§ **What you are asked to do**
List the lines of this listing that hold the word "Output".

§ **Records shown**
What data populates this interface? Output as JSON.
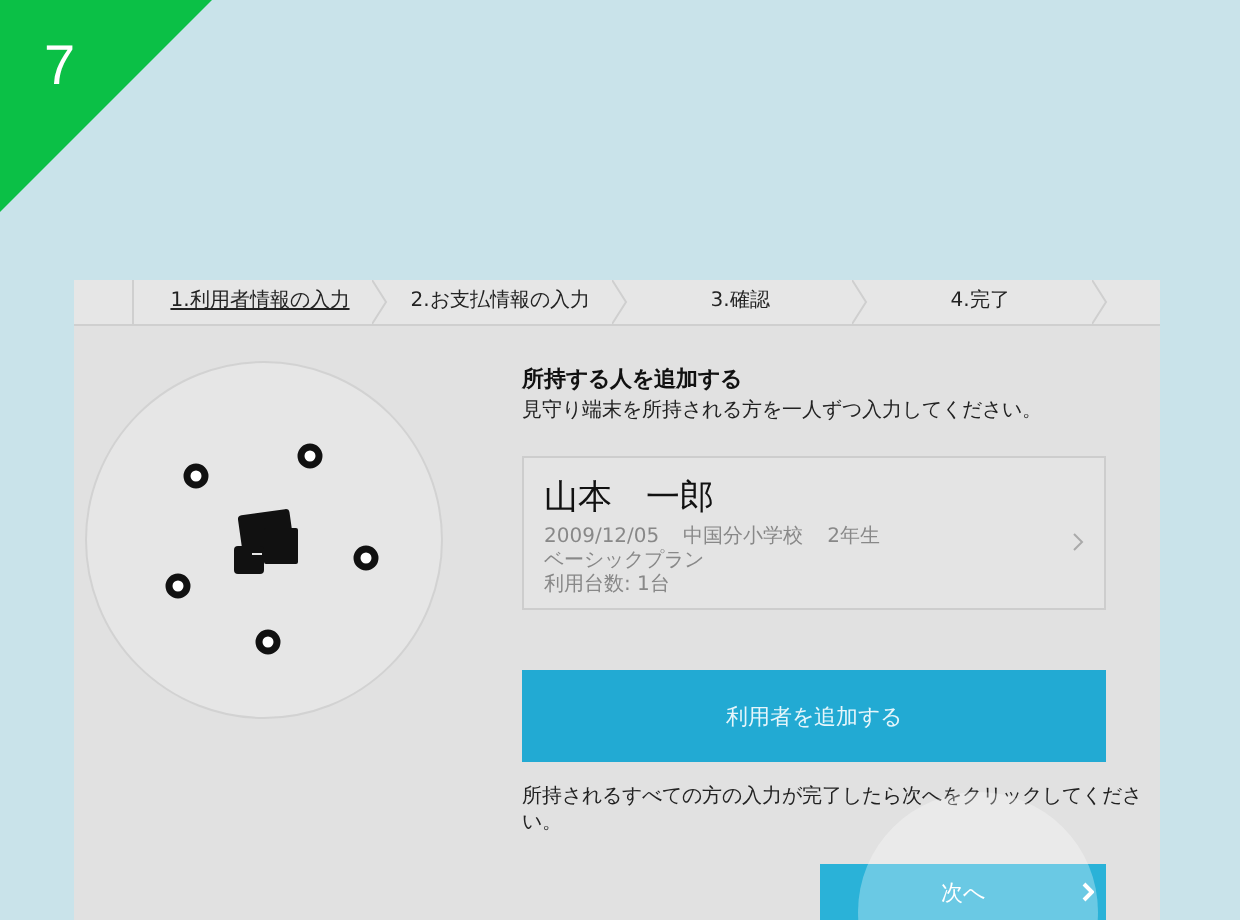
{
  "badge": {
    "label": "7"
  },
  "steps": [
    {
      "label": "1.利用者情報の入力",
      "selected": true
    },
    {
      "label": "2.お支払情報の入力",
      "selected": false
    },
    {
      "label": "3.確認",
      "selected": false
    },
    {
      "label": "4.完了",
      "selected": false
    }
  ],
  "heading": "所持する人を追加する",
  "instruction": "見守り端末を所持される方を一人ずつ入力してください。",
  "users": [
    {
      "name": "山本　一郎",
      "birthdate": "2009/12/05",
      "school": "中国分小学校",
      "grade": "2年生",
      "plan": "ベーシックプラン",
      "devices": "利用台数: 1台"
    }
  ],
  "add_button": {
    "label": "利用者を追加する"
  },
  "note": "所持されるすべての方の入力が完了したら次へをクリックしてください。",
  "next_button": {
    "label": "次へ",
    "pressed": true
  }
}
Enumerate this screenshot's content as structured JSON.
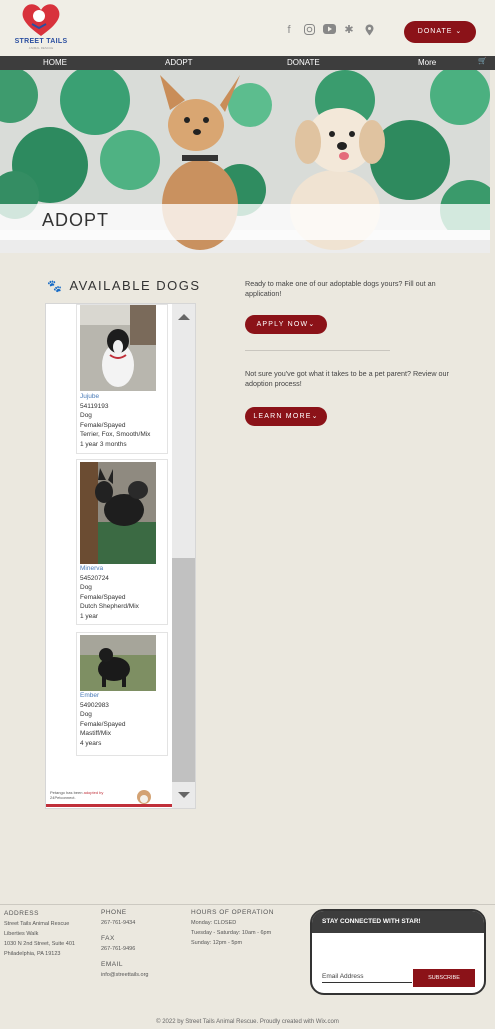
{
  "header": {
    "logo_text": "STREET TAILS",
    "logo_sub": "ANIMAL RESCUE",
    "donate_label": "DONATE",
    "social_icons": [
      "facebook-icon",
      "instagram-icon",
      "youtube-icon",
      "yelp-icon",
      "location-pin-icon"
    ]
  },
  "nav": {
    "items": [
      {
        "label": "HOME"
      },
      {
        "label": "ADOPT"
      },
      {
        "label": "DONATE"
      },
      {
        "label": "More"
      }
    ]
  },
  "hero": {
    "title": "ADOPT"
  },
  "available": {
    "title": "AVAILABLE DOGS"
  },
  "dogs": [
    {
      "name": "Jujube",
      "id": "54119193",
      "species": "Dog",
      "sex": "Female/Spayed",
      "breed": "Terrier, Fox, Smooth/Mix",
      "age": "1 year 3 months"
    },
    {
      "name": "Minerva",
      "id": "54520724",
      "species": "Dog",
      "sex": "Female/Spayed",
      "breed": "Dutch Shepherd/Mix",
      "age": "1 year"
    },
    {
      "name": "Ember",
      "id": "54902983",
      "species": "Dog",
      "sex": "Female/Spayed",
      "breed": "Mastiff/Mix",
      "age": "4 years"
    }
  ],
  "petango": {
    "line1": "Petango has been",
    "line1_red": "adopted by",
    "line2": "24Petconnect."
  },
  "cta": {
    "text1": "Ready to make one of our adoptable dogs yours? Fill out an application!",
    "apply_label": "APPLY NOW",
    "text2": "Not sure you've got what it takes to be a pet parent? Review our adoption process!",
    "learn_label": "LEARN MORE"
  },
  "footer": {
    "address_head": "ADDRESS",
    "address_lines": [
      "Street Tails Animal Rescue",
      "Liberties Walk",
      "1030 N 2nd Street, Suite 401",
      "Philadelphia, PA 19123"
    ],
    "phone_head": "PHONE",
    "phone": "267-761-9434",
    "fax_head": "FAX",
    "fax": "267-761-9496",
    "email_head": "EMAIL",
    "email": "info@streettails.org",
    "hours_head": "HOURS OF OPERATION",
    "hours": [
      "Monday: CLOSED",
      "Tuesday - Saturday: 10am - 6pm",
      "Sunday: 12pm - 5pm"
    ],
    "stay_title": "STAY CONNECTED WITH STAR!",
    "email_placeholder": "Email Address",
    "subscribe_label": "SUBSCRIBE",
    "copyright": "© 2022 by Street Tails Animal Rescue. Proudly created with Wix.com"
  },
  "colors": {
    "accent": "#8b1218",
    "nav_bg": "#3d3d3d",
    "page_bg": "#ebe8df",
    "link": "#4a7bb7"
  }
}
==
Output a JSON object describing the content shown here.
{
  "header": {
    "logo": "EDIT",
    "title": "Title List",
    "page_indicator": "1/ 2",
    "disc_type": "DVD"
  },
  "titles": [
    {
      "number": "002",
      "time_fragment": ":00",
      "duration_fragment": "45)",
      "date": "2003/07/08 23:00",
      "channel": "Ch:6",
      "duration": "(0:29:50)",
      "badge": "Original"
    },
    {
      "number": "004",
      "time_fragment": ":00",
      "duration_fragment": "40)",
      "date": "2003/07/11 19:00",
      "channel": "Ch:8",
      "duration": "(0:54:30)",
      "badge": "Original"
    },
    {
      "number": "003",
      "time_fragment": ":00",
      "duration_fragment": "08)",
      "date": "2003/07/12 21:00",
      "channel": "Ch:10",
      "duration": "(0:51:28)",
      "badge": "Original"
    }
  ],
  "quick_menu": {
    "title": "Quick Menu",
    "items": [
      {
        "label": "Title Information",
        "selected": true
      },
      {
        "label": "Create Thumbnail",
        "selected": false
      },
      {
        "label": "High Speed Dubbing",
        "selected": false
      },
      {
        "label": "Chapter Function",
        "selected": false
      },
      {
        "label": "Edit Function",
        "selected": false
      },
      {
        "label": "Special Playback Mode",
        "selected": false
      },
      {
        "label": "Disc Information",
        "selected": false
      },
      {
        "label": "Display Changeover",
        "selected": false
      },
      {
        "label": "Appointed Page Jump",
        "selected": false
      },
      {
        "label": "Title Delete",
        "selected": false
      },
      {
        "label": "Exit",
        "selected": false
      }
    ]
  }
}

§ **Task solution**
What data populates this interface? Output as JSON.
Output a JSON object describing the content shown here.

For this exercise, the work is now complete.